Check each line of the data for "ylabel" and select those that have it.
________________________
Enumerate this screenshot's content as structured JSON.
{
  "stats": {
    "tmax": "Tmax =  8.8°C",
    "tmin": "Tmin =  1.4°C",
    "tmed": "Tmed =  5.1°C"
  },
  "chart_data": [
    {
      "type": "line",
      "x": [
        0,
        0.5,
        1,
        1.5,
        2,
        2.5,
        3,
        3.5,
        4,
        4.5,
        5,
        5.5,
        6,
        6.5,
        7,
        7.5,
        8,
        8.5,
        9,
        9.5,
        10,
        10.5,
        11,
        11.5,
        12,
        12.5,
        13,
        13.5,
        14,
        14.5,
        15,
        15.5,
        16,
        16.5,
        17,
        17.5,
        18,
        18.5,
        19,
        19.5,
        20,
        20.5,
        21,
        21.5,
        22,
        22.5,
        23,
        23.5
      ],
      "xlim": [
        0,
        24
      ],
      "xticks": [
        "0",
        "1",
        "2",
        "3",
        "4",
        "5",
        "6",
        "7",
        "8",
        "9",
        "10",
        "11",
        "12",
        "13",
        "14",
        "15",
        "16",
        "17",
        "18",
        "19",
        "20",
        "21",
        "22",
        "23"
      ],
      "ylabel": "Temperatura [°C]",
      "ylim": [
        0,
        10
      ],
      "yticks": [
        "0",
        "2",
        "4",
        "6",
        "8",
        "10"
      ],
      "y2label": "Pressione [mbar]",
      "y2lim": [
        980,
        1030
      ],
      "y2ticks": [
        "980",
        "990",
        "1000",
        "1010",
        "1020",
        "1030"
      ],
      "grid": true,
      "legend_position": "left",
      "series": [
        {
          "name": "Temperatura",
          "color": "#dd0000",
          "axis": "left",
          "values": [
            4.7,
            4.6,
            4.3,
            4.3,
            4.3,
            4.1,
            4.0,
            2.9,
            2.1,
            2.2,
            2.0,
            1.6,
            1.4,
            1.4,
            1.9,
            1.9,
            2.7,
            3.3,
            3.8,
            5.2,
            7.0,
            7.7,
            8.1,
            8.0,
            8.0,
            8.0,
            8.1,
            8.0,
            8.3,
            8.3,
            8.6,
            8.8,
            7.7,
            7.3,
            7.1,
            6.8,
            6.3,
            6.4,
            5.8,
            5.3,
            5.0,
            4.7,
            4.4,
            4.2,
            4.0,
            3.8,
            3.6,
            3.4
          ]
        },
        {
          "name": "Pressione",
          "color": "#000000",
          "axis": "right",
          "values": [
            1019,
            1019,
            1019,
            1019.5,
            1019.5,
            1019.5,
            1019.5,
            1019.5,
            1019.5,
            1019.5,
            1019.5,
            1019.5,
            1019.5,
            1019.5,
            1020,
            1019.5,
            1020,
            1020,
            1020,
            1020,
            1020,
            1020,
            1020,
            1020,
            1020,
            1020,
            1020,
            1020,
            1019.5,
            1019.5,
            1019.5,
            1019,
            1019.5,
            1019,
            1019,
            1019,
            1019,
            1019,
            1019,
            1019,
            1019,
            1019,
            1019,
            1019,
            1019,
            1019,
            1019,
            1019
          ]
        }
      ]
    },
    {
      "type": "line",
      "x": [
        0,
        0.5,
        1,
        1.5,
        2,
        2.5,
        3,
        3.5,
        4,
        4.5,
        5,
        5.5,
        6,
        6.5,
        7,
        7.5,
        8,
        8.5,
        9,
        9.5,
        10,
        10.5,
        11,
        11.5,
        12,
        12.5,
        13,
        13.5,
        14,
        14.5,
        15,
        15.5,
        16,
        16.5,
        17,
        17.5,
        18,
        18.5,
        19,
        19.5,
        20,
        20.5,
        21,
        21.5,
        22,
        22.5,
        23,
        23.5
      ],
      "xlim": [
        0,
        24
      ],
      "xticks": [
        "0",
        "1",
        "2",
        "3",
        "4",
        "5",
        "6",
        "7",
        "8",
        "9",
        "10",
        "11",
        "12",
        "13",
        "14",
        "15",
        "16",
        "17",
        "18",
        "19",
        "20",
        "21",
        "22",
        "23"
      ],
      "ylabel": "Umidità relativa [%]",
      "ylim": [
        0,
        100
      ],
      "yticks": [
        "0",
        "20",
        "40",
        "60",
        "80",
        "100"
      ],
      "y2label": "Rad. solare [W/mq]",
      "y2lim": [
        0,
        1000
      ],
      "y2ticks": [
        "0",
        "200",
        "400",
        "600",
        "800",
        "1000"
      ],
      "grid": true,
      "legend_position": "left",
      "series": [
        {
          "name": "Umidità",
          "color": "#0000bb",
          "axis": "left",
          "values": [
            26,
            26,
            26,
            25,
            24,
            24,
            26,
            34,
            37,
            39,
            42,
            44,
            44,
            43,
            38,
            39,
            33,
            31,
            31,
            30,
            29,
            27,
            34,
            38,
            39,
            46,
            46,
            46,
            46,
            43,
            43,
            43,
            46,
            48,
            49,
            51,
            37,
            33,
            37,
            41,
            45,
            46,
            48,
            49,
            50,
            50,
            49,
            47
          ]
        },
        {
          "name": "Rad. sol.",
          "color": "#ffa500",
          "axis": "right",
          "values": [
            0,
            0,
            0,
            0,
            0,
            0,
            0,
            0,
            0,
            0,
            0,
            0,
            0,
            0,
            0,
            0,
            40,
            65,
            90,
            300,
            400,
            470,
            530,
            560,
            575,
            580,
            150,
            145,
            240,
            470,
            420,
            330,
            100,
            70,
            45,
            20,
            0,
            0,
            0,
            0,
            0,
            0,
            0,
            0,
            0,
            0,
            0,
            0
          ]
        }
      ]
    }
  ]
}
________________________
▶ _Answer to this exercise_
      "ylabel": "Temperatura [°C]",
      "ylabel": "Umidità relativa [%]",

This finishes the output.